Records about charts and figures
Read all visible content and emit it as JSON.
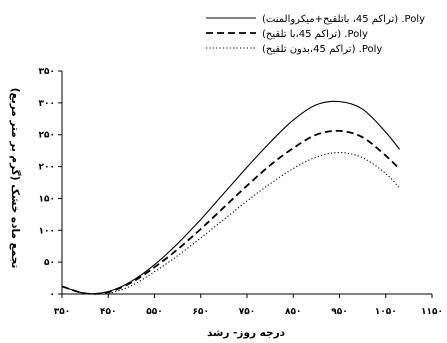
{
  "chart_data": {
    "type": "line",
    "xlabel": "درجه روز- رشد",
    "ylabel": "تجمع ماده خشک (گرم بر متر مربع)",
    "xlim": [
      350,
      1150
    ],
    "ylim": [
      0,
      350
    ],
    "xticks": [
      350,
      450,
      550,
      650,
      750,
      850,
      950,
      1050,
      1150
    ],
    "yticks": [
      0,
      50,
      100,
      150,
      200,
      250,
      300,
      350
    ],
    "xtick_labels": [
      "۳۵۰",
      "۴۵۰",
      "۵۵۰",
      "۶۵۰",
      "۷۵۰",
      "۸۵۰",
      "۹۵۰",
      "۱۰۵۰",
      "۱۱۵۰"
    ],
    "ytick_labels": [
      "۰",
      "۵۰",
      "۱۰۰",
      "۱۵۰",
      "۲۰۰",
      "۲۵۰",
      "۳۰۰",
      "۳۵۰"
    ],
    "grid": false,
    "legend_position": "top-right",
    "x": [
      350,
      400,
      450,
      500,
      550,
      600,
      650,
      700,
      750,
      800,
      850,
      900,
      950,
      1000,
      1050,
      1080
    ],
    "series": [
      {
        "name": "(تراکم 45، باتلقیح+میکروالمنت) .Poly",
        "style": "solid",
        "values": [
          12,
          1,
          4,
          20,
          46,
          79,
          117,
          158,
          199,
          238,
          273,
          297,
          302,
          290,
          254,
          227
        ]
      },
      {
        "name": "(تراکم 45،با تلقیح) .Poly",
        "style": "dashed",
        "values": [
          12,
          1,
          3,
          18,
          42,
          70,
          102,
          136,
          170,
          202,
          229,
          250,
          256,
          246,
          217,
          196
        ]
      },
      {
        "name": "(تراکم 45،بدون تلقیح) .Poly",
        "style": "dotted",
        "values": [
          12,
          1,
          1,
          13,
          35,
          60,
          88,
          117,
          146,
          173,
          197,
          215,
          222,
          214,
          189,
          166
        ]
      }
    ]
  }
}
--
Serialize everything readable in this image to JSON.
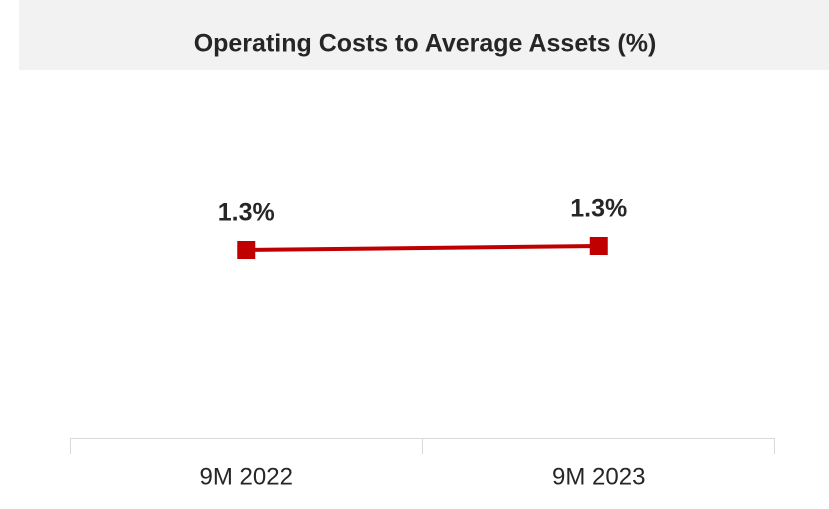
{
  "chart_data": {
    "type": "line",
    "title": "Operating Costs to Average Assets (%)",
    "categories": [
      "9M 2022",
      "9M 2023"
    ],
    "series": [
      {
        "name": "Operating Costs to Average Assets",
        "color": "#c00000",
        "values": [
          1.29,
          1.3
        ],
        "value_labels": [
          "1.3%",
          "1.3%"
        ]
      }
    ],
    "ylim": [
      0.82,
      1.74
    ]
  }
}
--
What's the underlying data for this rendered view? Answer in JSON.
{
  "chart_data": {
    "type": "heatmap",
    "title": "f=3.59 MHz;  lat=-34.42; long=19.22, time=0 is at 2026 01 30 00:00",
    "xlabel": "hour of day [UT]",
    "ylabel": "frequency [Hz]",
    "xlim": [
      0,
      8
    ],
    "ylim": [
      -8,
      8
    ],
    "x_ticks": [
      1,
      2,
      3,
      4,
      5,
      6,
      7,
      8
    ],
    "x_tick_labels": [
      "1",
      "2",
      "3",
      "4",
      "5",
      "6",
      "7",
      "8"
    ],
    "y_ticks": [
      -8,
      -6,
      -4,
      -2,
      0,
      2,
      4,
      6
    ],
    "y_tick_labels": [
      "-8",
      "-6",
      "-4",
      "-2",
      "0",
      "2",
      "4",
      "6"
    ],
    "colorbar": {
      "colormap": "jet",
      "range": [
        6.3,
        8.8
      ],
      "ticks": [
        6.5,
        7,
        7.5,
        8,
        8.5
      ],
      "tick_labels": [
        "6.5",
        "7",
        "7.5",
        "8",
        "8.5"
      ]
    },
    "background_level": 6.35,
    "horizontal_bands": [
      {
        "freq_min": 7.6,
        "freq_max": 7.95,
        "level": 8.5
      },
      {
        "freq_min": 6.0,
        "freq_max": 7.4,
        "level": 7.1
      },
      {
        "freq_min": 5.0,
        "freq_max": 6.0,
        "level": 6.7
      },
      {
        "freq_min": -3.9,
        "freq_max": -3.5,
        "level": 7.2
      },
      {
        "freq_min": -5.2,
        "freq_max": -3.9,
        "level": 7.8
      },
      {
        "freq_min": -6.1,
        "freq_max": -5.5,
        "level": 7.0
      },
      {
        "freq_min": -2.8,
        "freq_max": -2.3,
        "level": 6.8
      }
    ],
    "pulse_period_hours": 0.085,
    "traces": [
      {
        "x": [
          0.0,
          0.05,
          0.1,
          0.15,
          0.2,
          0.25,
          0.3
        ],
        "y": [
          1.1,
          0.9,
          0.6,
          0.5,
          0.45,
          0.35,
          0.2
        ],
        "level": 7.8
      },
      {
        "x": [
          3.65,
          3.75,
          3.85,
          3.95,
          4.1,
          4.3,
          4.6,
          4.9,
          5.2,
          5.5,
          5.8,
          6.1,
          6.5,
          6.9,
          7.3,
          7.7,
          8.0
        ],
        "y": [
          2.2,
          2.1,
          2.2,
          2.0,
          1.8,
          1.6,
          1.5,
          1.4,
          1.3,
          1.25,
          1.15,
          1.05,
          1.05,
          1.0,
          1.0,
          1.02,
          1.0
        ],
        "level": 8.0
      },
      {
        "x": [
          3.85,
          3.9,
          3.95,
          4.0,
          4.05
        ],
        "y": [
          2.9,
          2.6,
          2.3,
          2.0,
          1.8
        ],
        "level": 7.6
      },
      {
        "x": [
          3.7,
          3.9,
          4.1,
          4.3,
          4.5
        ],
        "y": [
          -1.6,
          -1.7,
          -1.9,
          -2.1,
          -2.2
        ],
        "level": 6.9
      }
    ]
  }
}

- WRITTEN PROBLEM:
Extract every line that has the string "تراکم" in it.

- PROBLEM SOLUTION:
        "name": "(تراکم 45، باتلقیح+میکروالمنت) .Poly",
        "name": "(تراکم 45،با تلقیح) .Poly",
        "name": "(تراکم 45،بدون تلقیح) .Poly",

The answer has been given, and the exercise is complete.